• **Dataset excerpts**:
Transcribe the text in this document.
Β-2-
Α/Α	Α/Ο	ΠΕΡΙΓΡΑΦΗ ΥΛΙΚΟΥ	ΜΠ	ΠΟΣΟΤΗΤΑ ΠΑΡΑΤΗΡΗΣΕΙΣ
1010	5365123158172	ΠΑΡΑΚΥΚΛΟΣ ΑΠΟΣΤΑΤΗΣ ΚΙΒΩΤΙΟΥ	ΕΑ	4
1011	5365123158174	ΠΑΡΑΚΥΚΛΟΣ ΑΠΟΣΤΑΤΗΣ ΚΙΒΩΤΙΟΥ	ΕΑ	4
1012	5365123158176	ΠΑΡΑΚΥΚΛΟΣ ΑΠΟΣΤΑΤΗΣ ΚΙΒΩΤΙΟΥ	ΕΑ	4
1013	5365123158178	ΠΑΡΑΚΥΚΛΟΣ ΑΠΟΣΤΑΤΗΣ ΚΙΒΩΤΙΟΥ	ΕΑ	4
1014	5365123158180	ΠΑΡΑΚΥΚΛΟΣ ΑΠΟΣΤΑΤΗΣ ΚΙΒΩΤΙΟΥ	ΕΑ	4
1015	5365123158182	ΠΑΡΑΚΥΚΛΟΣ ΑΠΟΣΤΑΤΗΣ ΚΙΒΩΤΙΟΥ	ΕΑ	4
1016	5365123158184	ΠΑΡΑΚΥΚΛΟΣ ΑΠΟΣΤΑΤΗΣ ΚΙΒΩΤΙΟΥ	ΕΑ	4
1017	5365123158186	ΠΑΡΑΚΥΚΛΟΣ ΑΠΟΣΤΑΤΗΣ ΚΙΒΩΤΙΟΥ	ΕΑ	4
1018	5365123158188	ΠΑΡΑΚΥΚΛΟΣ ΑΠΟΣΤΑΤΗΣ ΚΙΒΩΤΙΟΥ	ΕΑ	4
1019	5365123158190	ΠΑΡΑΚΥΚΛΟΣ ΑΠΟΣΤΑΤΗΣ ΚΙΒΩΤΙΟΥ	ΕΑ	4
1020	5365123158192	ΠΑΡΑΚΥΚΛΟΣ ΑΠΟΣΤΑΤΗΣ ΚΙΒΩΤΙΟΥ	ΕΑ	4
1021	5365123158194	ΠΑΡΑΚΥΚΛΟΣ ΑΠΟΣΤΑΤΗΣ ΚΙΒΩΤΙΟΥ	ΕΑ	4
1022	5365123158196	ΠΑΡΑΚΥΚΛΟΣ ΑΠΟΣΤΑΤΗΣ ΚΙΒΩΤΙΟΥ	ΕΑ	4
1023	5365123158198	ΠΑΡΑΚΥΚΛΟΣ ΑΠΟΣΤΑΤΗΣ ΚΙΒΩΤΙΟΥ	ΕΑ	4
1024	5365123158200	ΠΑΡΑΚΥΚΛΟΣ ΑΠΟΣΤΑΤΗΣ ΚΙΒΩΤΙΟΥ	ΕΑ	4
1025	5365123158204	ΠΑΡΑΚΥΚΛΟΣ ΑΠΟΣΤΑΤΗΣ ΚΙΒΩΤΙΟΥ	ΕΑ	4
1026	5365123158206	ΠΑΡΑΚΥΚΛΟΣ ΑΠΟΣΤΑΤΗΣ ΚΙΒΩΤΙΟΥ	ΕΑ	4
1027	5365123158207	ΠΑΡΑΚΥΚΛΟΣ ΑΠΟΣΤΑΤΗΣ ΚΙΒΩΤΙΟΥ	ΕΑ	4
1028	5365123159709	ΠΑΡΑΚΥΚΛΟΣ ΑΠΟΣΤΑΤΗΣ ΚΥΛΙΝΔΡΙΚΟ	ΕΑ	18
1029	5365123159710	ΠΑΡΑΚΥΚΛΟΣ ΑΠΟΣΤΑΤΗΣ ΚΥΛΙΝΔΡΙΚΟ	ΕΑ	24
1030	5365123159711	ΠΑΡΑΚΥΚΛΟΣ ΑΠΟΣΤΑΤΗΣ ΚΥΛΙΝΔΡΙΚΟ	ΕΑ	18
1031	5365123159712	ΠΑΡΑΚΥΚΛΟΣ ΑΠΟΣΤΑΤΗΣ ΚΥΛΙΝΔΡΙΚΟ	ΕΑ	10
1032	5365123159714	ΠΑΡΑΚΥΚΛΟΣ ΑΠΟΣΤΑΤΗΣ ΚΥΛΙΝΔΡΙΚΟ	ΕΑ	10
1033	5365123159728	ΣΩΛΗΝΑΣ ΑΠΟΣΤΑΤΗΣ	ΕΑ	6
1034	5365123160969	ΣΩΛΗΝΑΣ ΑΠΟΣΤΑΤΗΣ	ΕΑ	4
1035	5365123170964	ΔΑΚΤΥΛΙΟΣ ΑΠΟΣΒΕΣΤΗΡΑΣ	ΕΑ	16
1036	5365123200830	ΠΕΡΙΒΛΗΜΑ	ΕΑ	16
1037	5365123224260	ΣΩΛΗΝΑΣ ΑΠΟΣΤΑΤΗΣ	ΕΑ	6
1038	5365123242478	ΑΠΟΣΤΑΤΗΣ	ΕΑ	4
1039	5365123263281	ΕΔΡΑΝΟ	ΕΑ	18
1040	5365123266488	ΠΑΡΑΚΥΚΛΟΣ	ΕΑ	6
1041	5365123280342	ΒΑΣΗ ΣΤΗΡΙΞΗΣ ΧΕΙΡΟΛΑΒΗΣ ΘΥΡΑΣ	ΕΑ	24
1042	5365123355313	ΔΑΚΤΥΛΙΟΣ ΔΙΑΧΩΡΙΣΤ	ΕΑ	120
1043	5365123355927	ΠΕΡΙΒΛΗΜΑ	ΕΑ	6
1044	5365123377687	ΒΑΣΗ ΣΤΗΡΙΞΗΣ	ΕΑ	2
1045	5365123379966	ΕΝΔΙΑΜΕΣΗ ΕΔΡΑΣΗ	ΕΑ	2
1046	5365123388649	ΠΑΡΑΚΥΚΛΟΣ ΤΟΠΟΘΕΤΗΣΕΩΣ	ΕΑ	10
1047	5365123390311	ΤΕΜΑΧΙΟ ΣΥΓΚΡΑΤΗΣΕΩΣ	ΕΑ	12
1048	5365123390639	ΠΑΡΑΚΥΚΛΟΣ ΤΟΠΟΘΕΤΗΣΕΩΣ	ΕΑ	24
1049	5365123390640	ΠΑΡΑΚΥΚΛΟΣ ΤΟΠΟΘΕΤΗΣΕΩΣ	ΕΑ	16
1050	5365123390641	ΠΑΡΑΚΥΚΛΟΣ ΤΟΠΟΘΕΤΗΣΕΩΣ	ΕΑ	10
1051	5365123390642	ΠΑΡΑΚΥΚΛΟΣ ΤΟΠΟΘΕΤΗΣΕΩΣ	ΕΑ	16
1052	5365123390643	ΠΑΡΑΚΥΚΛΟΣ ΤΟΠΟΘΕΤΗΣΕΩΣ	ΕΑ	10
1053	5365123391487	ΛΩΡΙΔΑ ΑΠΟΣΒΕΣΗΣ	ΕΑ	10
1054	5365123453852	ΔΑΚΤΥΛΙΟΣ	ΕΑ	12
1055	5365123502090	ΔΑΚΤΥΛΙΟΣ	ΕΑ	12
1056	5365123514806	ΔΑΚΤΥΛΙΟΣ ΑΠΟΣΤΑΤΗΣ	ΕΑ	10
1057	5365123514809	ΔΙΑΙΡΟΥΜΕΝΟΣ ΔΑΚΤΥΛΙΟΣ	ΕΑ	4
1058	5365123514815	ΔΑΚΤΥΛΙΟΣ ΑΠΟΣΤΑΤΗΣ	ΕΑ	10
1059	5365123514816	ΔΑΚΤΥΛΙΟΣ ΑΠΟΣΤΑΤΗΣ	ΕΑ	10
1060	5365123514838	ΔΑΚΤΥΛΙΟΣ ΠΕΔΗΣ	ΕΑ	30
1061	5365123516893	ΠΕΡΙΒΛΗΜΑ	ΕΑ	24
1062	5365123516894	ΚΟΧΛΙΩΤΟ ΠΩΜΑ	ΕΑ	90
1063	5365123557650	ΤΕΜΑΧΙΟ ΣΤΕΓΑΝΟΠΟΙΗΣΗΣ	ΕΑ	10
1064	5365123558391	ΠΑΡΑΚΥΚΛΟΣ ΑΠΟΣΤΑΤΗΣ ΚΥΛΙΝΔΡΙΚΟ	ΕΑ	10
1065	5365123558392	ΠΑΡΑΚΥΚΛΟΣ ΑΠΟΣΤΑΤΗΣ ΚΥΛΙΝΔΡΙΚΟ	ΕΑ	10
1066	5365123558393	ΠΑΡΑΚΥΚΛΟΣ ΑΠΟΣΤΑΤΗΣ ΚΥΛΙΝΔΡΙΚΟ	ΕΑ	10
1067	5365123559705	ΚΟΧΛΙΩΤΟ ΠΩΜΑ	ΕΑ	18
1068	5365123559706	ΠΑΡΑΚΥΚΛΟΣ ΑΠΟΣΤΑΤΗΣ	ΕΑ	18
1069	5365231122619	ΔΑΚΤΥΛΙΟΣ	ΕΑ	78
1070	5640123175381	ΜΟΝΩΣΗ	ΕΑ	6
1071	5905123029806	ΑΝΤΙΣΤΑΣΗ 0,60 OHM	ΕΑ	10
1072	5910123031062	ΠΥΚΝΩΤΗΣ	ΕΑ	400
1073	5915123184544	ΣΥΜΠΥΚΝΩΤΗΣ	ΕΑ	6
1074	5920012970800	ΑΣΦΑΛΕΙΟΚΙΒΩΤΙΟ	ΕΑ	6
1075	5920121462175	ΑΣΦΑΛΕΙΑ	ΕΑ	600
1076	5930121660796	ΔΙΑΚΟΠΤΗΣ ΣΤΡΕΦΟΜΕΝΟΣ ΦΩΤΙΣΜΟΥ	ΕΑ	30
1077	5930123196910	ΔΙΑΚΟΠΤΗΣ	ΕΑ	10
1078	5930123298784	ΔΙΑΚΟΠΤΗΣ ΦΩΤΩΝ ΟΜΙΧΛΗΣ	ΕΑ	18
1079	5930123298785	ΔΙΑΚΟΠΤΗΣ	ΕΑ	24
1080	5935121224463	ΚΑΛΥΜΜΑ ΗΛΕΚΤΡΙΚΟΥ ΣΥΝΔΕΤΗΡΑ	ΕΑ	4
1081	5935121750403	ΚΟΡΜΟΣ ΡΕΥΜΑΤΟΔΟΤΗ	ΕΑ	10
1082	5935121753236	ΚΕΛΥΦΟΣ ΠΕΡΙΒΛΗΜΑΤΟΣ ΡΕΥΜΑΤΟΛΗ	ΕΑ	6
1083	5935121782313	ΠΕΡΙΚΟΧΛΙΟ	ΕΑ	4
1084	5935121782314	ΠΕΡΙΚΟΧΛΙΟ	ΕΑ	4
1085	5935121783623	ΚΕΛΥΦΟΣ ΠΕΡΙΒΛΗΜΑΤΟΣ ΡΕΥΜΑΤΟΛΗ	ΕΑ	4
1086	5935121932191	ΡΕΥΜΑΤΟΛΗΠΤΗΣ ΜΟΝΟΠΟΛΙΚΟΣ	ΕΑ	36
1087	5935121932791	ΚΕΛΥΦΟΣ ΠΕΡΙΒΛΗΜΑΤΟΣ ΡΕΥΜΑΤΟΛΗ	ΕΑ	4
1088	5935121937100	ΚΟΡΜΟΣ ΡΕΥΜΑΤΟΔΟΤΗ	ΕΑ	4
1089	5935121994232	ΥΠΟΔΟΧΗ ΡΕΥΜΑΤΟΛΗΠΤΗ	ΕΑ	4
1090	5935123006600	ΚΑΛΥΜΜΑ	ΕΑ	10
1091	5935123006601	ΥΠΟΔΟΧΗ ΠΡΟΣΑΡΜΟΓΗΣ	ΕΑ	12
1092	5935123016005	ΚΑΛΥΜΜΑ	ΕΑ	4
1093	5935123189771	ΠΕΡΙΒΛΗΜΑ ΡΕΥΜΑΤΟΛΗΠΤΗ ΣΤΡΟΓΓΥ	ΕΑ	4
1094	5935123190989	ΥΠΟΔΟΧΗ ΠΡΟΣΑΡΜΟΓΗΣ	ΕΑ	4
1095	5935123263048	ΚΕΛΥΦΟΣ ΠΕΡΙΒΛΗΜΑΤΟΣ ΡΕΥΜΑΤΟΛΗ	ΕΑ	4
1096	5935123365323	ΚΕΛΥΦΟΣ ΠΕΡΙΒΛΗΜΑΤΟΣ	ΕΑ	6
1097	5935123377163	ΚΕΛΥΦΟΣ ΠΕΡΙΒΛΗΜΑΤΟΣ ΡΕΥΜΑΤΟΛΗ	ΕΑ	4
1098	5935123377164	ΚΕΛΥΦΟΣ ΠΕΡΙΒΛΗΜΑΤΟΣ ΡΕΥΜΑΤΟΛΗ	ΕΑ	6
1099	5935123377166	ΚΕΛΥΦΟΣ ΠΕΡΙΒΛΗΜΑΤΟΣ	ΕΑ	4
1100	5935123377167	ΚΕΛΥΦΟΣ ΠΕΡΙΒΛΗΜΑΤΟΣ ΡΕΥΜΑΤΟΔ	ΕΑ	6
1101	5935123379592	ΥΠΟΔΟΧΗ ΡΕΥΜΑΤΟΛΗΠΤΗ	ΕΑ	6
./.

• **Work to be completed**:
How many lines of these entries contain the string "ΣΤΗΡΙΞΗΣ"? Reply with the number alone.

• **The result**:
2